Exercise objective: Return all of the records below word for word, leaving out the pictures.

Provided records:
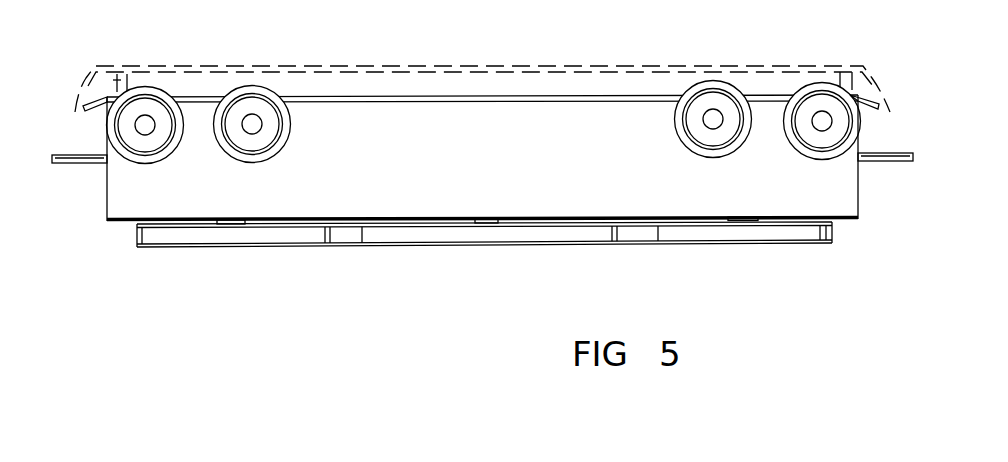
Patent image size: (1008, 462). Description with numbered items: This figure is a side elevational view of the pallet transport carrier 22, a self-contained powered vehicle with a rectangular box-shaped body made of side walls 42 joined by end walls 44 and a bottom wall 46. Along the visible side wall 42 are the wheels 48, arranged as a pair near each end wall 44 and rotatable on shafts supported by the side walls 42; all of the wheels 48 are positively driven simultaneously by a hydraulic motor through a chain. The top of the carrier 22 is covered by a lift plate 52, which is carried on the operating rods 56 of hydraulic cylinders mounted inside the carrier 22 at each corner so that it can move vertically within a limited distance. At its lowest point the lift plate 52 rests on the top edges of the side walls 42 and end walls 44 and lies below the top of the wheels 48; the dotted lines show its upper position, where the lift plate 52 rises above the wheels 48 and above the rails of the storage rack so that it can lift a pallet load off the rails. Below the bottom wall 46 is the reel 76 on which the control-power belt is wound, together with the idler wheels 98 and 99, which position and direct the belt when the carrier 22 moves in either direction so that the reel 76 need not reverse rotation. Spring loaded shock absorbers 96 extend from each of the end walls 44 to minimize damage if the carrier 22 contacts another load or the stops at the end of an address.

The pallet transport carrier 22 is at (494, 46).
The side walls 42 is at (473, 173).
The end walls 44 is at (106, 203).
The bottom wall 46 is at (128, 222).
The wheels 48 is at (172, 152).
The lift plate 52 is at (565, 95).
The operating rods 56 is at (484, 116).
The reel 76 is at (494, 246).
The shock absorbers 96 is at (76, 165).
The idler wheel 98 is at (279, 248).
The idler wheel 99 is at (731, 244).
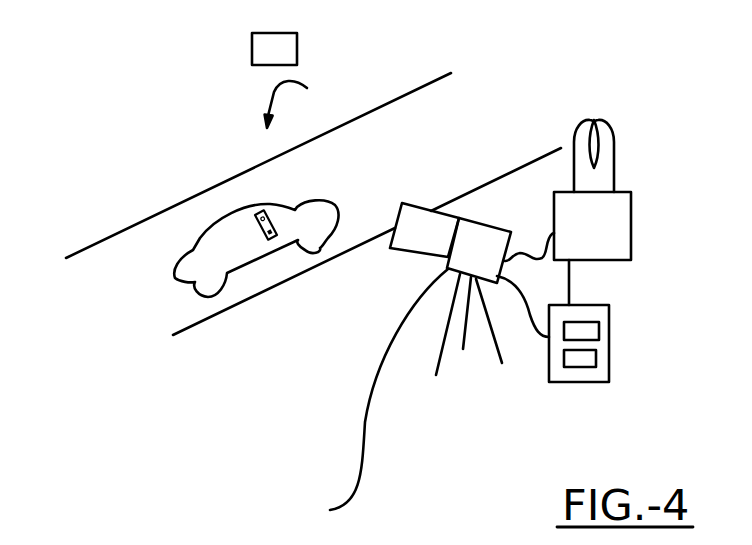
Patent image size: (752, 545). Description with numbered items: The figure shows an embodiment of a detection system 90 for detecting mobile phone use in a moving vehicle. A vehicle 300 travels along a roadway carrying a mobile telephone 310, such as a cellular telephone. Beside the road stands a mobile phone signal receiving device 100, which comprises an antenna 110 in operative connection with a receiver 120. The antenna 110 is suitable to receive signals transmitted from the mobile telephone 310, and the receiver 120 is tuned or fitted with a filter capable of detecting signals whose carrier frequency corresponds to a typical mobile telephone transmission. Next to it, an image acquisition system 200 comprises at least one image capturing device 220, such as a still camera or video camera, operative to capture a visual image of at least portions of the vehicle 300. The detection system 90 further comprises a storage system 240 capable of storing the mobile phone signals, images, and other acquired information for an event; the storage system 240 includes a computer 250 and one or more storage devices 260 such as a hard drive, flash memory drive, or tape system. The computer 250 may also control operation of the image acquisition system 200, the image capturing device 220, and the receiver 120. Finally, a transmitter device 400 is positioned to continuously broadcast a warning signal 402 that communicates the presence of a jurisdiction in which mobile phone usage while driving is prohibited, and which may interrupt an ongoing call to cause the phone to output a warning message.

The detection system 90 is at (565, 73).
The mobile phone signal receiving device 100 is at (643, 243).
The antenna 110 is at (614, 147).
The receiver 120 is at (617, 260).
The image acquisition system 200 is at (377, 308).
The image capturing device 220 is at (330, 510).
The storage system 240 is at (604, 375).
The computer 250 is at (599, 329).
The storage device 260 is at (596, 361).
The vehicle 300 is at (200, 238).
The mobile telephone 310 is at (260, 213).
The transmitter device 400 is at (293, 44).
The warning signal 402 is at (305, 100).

Task solution:
Patent image size: (1008, 462). Description with numbered items: This figure is a side elevational view of the pallet transport carrier 22, a self-contained powered vehicle with a rectangular box-shaped body made of side walls 42 joined by end walls 44 and a bottom wall 46. Along the visible side wall 42 are the wheels 48, arranged as a pair near each end wall 44 and rotatable on shafts supported by the side walls 42; all of the wheels 48 are positively driven simultaneously by a hydraulic motor through a chain. The top of the carrier 22 is covered by a lift plate 52, which is carried on the operating rods 56 of hydraulic cylinders mounted inside the carrier 22 at each corner so that it can move vertically within a limited distance. At its lowest point the lift plate 52 rests on the top edges of the side walls 42 and end walls 44 and lies below the top of the wheels 48; the dotted lines show its upper position, where the lift plate 52 rises above the wheels 48 and above the rails of the storage rack so that it can lift a pallet load off the rails. Below the bottom wall 46 is the reel 76 on which the control-power belt is wound, together with the idler wheels 98 and 99, which position and direct the belt when the carrier 22 moves in either direction so that the reel 76 need not reverse rotation. Spring loaded shock absorbers 96 extend from each of the end walls 44 to minimize damage if the carrier 22 contacts another load or the stops at the end of an address.

The pallet transport carrier 22 is at (494, 46).
The side walls 42 is at (473, 173).
The end walls 44 is at (106, 203).
The bottom wall 46 is at (128, 222).
The wheels 48 is at (172, 152).
The lift plate 52 is at (565, 95).
The operating rods 56 is at (484, 116).
The reel 76 is at (494, 246).
The shock absorbers 96 is at (76, 165).
The idler wheel 98 is at (279, 248).
The idler wheel 99 is at (731, 244).
Patent image size: (752, 545). Description with numbered items: The figure shows an embodiment of a detection system 90 for detecting mobile phone use in a moving vehicle. A vehicle 300 travels along a roadway carrying a mobile telephone 310, such as a cellular telephone. Beside the road stands a mobile phone signal receiving device 100, which comprises an antenna 110 in operative connection with a receiver 120. The antenna 110 is suitable to receive signals transmitted from the mobile telephone 310, and the receiver 120 is tuned or fitted with a filter capable of detecting signals whose carrier frequency corresponds to a typical mobile telephone transmission. Next to it, an image acquisition system 200 comprises at least one image capturing device 220, such as a still camera or video camera, operative to capture a visual image of at least portions of the vehicle 300. The detection system 90 further comprises a storage system 240 capable of storing the mobile phone signals, images, and other acquired information for an event; the storage system 240 includes a computer 250 and one or more storage devices 260 such as a hard drive, flash memory drive, or tape system. The computer 250 may also control operation of the image acquisition system 200, the image capturing device 220, and the receiver 120. Finally, a transmitter device 400 is positioned to continuously broadcast a warning signal 402 that communicates the presence of a jurisdiction in which mobile phone usage while driving is prohibited, and which may interrupt an ongoing call to cause the phone to output a warning message.

The detection system 90 is at (565, 73).
The mobile phone signal receiving device 100 is at (643, 243).
The antenna 110 is at (614, 147).
The receiver 120 is at (617, 260).
The image acquisition system 200 is at (377, 308).
The image capturing device 220 is at (330, 510).
The storage system 240 is at (604, 375).
The computer 250 is at (599, 329).
The storage device 260 is at (596, 361).
The vehicle 300 is at (200, 238).
The mobile telephone 310 is at (260, 213).
The transmitter device 400 is at (293, 44).
The warning signal 402 is at (305, 100).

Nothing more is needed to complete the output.